- APPLY WHAT YOU READ -
A. Answer these questions using the interview notes:
(i) Which of Patient #1's limbs was RN #1 holding?
(ii) In what room was the MHA Program Director when MHA #2 spoke to her?
(iii) Whom did the MHA Program Director call right away?
B. Retype the part of the interview notes that opens with the words containing "Interview with RN" and closes with "make any allegations.".
C. Continue the interview notes from where they stop.

PAGE TEXT below:

Interview with RN #2, on 05/29/14 at 9:15 AM, revealed she worked the morning of 05/14/15 and when she came on the unit there was a procedure going on with Patient #1. RN #2 stated RN #1, MHA #1 and MHA #2 were in the quiet room with Patient #1 supine on the floor on his/her back. RN #2 revealed RN #1 had Patient #1's right arm, MHA #1 had the left arm and MHA #2 had the legs. RN #2 stated RN #1 came out and reported Patient #1 had been up all night had punched him in the head and then proceed to give her report on all the patients, counted medications and left. RN #2 revealed she checked on Patient #1 and asked him/her if in any pain and Patient #1 stated there was no pain but he/she was hungry. RN #2 stated Patient #1 did not make any allegations.
Interview with the MHA Program Director, on 05/29/14 at 10:00 AM, revealed she was working on 05/14/14 and one of her employees (MHA #2) asked her "have you ever had to make a decision between doing the right thing and getting someone in trouble?" and she responded "yes, you do the right thing". The MHA Program Director stated it was around lunch because she was in the break room. She stated MHA #2 told her the hold that happened with Patient #1 that morning was questionable and implied it was a little rough. The MHA Program Director revealed she immediately called the Risk Manager and the Risk Manager pulled up the camera footage with the ADON and they reviewed it. The MHA Program Director stated it was the facility's policy to report alleged abuse immediately and she gave both MHA #1 and #2 written education on the process for reporting. The MHA Program Director stated the MHAs should have reported what they saw immediately to their nurse.

End of PAGE TEXT.
THE DATA below:

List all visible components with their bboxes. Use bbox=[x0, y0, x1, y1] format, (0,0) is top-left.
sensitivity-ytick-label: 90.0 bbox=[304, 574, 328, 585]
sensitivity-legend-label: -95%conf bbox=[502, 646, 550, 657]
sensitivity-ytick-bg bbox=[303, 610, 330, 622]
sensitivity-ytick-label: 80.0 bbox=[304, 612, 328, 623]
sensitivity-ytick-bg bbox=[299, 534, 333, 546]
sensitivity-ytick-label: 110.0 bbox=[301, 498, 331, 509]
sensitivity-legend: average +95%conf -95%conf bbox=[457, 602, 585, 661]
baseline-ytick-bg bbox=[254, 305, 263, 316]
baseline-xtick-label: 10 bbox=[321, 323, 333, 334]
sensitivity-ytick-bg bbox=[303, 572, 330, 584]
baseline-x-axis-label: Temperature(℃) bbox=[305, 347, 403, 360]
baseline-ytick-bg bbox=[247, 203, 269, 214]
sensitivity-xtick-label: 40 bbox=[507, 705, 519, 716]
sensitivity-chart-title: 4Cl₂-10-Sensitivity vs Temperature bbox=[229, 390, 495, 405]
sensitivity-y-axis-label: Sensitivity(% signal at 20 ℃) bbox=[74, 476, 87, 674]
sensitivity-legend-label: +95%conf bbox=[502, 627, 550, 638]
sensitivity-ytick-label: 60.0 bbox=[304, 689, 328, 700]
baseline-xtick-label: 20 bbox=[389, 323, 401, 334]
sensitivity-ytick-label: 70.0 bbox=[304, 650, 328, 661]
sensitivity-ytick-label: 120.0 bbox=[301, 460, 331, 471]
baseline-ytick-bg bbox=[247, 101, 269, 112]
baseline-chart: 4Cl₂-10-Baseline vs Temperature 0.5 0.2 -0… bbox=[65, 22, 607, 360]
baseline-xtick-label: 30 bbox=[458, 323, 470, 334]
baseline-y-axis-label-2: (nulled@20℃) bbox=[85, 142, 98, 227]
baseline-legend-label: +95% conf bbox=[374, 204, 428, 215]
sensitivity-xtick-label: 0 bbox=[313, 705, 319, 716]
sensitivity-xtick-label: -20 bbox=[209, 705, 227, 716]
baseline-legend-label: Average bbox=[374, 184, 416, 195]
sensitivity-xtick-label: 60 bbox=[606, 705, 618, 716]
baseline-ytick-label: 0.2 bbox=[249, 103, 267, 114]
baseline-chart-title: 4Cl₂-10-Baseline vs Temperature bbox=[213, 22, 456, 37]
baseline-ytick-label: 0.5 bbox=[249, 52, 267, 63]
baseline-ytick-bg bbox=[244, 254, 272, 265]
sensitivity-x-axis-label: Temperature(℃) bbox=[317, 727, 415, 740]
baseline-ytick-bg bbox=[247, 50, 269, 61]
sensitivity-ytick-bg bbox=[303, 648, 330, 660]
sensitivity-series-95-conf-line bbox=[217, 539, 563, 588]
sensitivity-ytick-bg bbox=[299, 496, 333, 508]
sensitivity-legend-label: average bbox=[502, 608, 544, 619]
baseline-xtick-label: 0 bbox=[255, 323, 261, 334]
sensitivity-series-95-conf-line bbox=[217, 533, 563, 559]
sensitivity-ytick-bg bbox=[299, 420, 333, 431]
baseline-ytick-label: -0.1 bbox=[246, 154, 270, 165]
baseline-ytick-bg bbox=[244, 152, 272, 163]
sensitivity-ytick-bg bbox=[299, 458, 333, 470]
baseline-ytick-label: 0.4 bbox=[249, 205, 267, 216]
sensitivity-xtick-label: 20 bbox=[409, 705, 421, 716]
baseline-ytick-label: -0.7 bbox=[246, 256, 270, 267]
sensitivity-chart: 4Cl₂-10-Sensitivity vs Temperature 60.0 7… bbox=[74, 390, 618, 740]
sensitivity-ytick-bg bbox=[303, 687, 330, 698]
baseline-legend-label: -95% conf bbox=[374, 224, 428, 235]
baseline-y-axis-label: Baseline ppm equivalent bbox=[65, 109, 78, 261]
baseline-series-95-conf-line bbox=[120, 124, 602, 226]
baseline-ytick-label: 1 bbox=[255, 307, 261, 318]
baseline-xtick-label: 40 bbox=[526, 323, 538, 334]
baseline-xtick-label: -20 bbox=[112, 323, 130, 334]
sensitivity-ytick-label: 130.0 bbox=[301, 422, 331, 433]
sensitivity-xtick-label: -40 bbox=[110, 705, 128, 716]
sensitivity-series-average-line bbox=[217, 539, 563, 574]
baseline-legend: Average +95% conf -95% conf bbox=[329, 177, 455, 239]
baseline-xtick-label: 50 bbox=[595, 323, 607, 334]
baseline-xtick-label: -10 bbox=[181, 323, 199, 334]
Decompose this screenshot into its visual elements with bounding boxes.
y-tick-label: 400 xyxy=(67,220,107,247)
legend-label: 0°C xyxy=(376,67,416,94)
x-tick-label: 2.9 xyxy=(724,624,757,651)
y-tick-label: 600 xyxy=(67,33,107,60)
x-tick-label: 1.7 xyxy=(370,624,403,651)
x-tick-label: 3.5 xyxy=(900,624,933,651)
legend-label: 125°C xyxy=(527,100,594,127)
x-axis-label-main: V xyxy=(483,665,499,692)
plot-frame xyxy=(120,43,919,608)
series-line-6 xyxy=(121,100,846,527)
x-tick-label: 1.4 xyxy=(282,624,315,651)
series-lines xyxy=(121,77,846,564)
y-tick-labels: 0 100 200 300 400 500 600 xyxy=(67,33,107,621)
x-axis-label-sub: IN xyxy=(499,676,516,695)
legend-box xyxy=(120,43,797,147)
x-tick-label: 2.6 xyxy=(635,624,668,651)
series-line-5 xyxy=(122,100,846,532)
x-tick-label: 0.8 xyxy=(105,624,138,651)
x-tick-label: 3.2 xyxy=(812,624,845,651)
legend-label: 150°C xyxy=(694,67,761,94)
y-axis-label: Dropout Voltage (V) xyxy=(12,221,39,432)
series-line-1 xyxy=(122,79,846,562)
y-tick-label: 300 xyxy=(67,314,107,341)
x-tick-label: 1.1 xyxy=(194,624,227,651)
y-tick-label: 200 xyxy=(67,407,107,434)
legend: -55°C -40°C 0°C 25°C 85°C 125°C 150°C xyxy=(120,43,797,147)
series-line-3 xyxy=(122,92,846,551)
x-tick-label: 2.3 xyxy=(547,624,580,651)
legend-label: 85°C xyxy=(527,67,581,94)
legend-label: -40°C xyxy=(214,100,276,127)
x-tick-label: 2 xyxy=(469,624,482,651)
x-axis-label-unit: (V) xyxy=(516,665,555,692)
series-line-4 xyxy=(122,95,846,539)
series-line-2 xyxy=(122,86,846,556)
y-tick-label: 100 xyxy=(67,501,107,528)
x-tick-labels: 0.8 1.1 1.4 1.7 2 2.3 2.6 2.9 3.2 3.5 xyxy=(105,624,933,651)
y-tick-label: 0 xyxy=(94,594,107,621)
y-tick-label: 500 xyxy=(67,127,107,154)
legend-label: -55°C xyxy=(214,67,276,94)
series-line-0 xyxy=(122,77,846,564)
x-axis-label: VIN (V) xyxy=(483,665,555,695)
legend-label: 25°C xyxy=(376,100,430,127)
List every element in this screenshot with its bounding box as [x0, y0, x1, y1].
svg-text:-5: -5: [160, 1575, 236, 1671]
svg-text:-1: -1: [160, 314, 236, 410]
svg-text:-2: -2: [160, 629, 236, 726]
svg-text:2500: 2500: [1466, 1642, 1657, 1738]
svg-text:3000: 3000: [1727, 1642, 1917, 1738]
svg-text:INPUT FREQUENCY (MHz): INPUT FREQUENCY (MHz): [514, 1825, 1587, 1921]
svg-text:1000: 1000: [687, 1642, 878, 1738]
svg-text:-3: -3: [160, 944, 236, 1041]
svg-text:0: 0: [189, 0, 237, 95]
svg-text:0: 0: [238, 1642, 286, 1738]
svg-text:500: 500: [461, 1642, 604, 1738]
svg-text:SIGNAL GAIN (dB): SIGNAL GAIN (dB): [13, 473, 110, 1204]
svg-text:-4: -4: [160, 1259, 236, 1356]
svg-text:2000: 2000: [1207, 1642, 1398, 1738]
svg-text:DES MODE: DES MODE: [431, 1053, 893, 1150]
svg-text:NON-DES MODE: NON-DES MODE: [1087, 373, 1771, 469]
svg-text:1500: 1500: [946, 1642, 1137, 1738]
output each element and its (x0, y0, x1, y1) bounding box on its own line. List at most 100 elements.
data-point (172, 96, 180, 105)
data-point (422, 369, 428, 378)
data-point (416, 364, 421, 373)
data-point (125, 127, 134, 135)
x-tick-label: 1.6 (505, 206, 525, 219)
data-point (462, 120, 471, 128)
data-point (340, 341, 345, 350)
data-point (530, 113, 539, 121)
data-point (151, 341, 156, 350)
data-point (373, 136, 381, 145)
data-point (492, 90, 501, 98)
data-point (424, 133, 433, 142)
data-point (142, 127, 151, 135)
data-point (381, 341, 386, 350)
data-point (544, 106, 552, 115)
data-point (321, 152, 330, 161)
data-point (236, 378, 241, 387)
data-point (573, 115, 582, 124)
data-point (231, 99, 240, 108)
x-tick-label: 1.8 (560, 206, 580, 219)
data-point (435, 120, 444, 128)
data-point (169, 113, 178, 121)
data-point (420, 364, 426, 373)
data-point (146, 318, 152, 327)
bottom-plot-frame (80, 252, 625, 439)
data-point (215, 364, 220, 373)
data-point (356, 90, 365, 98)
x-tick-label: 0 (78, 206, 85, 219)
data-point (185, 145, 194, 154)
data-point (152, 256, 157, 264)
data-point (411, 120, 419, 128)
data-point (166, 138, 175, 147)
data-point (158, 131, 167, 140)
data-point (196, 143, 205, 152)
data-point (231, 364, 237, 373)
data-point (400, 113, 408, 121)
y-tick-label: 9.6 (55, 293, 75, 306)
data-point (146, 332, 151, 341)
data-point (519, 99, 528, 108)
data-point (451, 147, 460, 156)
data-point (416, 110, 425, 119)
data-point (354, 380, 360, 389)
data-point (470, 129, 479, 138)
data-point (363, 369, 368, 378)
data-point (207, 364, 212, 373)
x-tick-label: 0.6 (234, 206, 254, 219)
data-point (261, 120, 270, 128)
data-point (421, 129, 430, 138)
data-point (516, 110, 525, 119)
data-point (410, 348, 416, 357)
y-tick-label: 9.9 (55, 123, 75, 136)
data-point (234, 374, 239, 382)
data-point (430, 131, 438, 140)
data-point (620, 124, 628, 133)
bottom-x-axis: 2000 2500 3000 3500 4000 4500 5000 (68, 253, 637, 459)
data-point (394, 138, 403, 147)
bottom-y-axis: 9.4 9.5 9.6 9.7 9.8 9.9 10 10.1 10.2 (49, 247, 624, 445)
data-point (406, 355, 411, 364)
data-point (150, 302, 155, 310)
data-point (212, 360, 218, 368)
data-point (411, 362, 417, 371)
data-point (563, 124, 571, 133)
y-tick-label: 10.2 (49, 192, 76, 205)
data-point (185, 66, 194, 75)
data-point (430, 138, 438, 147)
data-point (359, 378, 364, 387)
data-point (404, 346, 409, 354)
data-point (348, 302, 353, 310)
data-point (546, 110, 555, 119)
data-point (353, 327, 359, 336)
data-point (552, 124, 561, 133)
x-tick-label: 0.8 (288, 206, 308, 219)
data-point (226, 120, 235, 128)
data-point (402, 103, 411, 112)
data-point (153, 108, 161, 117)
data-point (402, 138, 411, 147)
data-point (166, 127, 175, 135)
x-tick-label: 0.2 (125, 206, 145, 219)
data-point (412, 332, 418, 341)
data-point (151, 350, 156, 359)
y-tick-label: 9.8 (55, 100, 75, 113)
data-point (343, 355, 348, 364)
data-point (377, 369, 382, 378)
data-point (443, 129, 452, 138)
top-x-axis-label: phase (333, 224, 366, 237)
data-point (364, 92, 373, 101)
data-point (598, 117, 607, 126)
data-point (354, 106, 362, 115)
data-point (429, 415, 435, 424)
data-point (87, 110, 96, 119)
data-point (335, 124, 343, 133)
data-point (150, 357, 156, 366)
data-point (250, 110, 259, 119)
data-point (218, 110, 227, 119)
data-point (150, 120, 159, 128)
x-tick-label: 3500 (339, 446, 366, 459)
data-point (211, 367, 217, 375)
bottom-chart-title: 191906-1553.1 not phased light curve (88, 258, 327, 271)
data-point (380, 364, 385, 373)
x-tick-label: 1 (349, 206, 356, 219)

End of THE DATA.

- RESPONSES BY ITEM NUMBER -
A.
(i) The right arm.
(ii) The break room.
(iii) The Risk Manager.

B.
Interview with RN #2, on 05/29/14 at 9:15 AM, revealed she worked the morning of 05/14/15 and when she came on the unit there was a procedure going on with Patient #1. RN #2 stated RN #1, MHA #1 and MHA #2 were in the quiet room with Patient #1 supine on the floor on his/her back. RN #2 revealed RN #1 had Patient #1's right arm, MHA #1 had the left arm and MHA #2 had the legs. RN #2 stated RN #1 came out and reported Patient #1 had been up all night had punched him in the head and then proceed to give her report on all the patients, counted medications and left. RN #2 revealed she checked on Patient #1 and asked him/her if in any pain and Patient #1 stated there was no pain but he/she was hungry. RN #2 stated Patient #1 did not make any allegations.

C.
Interview with the Director of Risk Management, on 05/28/14 at 8:30 AM and on 05/29/14 at 12:40 PM, revealed he was first notified on 05/14/14 after the incident around noon after getting a call from the MHA Program Supervisor. He revealed he and the DON reviewed the video and decided RN #1 did not need to be in patient care. He stated he was then notified on 05/15/14 around 10:00 AM to 11:00 AM that Patient #1 had made a complaint to the Patient Advocate. He stated the complaint was investigated and we collected statements and called and reported the allegation. The Director of Risk Management revealed MHA #1 and #2 received education about reporting anything that seemed out of the ordinary immediately.
Interview with the DON, on 05/29/14 at 2:35 PM, revealed staff's failure to report this incident immediately has prompted them to start further education with staff. She stated she talked with MHA #1 and MHA #2, and they didn't report as early as they should have. The DON stated the facility's protocol was for staff to report to the nurse or house supervisor immediately when anything is suspicious. The DON stated the staff should have reported immediately and both have been re-educated.
Interview with the Administrator, on 05/29/14 at 4:00 PM, revealed the alleged abuse was reported to her by the Director of Risk Management on the same day he was notified. She stated she was briefed on the allegation about a procedure and they reviewed the video. She revealed RN #1 was off the floor, as he had worked the night shift and was suspended that day and never returned to patient care. The Administrator stated the MHAs should have reported the incident immediately to the charge nurse per policy.